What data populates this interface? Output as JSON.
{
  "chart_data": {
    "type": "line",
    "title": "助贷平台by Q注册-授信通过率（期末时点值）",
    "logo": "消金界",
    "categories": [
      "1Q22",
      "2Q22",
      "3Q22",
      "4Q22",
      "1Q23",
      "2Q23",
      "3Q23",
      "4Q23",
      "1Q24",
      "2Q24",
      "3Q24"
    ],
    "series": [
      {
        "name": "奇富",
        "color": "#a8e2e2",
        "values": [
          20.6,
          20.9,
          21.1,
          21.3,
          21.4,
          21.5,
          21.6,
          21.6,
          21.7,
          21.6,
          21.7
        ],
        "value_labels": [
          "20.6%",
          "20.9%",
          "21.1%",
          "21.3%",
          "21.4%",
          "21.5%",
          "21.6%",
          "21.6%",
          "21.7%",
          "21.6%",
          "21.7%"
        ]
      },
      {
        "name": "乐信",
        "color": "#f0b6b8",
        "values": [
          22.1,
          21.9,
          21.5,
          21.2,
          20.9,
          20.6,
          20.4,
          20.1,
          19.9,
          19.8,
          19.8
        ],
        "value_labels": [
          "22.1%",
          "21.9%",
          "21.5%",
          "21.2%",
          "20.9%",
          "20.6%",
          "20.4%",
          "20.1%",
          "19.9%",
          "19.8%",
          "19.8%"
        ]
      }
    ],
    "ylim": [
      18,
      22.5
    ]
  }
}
□ □ □
_THE EXERCISE_
Reproduce the entire listing word for word.

_EXERCISE SOLUTION_
What data populates this interface? Output as JSON.
{
  "chart_data": {
    "type": "line",
    "title": "助贷平台by Q注册-授信通过率（期末时点值）",
    "logo": "消金界",
    "categories": [
      "1Q22",
      "2Q22",
      "3Q22",
      "4Q22",
      "1Q23",
      "2Q23",
      "3Q23",
      "4Q23",
      "1Q24",
      "2Q24",
      "3Q24"
    ],
    "series": [
      {
        "name": "奇富",
        "color": "#a8e2e2",
        "values": [
          20.6,
          20.9,
          21.1,
          21.3,
          21.4,
          21.5,
          21.6,
          21.6,
          21.7,
          21.6,
          21.7
        ],
        "value_labels": [
          "20.6%",
          "20.9%",
          "21.1%",
          "21.3%",
          "21.4%",
          "21.5%",
          "21.6%",
          "21.6%",
          "21.7%",
          "21.6%",
          "21.7%"
        ]
      },
      {
        "name": "乐信",
        "color": "#f0b6b8",
        "values": [
          22.1,
          21.9,
          21.5,
          21.2,
          20.9,
          20.6,
          20.4,
          20.1,
          19.9,
          19.8,
          19.8
        ],
        "value_labels": [
          "22.1%",
          "21.9%",
          "21.5%",
          "21.2%",
          "20.9%",
          "20.6%",
          "20.4%",
          "20.1%",
          "19.9%",
          "19.8%",
          "19.8%"
        ]
      }
    ],
    "ylim": [
      18,
      22.5
    ]
  }
}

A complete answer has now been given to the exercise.